━━━ Data for this task

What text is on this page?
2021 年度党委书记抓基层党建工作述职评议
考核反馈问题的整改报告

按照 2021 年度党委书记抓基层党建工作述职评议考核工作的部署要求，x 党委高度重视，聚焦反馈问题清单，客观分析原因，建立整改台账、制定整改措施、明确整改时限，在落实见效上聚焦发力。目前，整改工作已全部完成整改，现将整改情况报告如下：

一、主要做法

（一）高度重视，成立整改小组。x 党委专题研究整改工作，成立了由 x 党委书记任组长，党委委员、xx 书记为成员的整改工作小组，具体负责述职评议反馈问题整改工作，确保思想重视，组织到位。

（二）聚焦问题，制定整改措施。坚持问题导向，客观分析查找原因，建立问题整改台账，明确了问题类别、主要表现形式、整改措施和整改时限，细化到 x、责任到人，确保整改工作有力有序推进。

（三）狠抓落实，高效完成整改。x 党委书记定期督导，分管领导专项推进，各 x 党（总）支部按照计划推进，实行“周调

━━━━━━

Request. Where a line of the material above holds the string "制定整改措施", copy that line.

Complete output.
按照 2021 年度党委书记抓基层党建工作述职评议考核工作的部署要求，x 党委高度重视，聚焦反馈问题清单，客观分析原因，建立整改台账、制定整改措施、明确整改时限，在落实见效上聚焦发力。目前，整改工作已全部完成整改，现将整改情况报告如下：
（二）聚焦问题，制定整改措施。坚持问题导向，客观分析查找原因，建立问题整改台账，明确了问题类别、主要表现形式、整改措施和整改时限，细化到 x、责任到人，确保整改工作有力有序推进。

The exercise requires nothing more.